• REQUIRED TASK
Copy out all of the material exactly.

• DATASET CONTENT
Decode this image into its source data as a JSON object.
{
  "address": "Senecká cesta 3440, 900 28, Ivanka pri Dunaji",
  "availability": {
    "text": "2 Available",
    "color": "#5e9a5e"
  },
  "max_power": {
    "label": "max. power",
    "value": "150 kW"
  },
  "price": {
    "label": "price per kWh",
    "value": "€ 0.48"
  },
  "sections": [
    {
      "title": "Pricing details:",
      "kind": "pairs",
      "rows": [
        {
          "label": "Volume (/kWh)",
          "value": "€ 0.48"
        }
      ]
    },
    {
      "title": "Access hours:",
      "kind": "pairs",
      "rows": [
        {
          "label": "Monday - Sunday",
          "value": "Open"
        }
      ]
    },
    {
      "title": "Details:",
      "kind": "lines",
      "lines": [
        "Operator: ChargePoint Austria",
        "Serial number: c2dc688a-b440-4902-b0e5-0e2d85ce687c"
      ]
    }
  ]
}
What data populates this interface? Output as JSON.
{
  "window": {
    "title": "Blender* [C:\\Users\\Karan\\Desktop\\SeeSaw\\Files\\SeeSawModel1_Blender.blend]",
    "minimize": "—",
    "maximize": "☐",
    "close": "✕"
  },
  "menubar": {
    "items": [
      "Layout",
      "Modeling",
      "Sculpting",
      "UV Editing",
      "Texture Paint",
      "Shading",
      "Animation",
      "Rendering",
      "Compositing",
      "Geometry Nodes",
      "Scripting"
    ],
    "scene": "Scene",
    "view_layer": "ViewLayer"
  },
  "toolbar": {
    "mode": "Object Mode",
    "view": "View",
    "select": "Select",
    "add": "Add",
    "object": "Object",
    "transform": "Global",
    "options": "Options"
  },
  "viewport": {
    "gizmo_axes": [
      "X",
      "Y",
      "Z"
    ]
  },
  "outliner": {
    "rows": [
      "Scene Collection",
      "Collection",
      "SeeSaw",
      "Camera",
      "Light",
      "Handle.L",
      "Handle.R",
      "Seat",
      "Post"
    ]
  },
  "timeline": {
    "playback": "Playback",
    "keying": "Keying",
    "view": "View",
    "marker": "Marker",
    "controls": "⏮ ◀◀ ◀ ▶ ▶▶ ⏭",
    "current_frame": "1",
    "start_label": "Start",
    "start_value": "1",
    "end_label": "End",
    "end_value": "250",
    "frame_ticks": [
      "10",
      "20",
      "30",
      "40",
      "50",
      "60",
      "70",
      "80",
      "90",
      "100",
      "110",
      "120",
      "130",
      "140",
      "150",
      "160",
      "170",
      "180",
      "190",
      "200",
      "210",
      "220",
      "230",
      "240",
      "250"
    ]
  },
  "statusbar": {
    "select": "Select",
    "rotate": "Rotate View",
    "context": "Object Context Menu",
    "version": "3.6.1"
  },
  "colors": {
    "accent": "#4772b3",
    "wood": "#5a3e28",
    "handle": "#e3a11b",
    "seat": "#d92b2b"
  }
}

• ANSWER FOR THE TASK
Decode this image into its source data as a JSON object.
{
  "address": "Senecká cesta 3440, 900 28, Ivanka pri Dunaji",
  "availability": {
    "text": "2 Available",
    "color": "#5e9a5e"
  },
  "max_power": {
    "label": "max. power",
    "value": "150 kW"
  },
  "price": {
    "label": "price per kWh",
    "value": "€ 0.48"
  },
  "sections": [
    {
      "title": "Pricing details:",
      "kind": "pairs",
      "rows": [
        {
          "label": "Volume (/kWh)",
          "value": "€ 0.48"
        }
      ]
    },
    {
      "title": "Access hours:",
      "kind": "pairs",
      "rows": [
        {
          "label": "Monday - Sunday",
          "value": "Open"
        }
      ]
    },
    {
      "title": "Details:",
      "kind": "lines",
      "lines": [
        "Operator: ChargePoint Austria",
        "Serial number: c2dc688a-b440-4902-b0e5-0e2d85ce687c"
      ]
    }
  ]
}
What data populates this interface? Output as JSON.
{
  "window": {
    "title": "Blender* [C:\\Users\\Karan\\Desktop\\SeeSaw\\Files\\SeeSawModel1_Blender.blend]",
    "minimize": "—",
    "maximize": "☐",
    "close": "✕"
  },
  "menubar": {
    "items": [
      "Layout",
      "Modeling",
      "Sculpting",
      "UV Editing",
      "Texture Paint",
      "Shading",
      "Animation",
      "Rendering",
      "Compositing",
      "Geometry Nodes",
      "Scripting"
    ],
    "scene": "Scene",
    "view_layer": "ViewLayer"
  },
  "toolbar": {
    "mode": "Object Mode",
    "view": "View",
    "select": "Select",
    "add": "Add",
    "object": "Object",
    "transform": "Global",
    "options": "Options"
  },
  "viewport": {
    "gizmo_axes": [
      "X",
      "Y",
      "Z"
    ]
  },
  "outliner": {
    "rows": [
      "Scene Collection",
      "Collection",
      "SeeSaw",
      "Camera",
      "Light",
      "Handle.L",
      "Handle.R",
      "Seat",
      "Post"
    ]
  },
  "timeline": {
    "playback": "Playback",
    "keying": "Keying",
    "view": "View",
    "marker": "Marker",
    "controls": "⏮ ◀◀ ◀ ▶ ▶▶ ⏭",
    "current_frame": "1",
    "start_label": "Start",
    "start_value": "1",
    "end_label": "End",
    "end_value": "250",
    "frame_ticks": [
      "10",
      "20",
      "30",
      "40",
      "50",
      "60",
      "70",
      "80",
      "90",
      "100",
      "110",
      "120",
      "130",
      "140",
      "150",
      "160",
      "170",
      "180",
      "190",
      "200",
      "210",
      "220",
      "230",
      "240",
      "250"
    ]
  },
  "statusbar": {
    "select": "Select",
    "rotate": "Rotate View",
    "context": "Object Context Menu",
    "version": "3.6.1"
  },
  "colors": {
    "accent": "#4772b3",
    "wood": "#5a3e28",
    "handle": "#e3a11b",
    "seat": "#d92b2b"
  }
}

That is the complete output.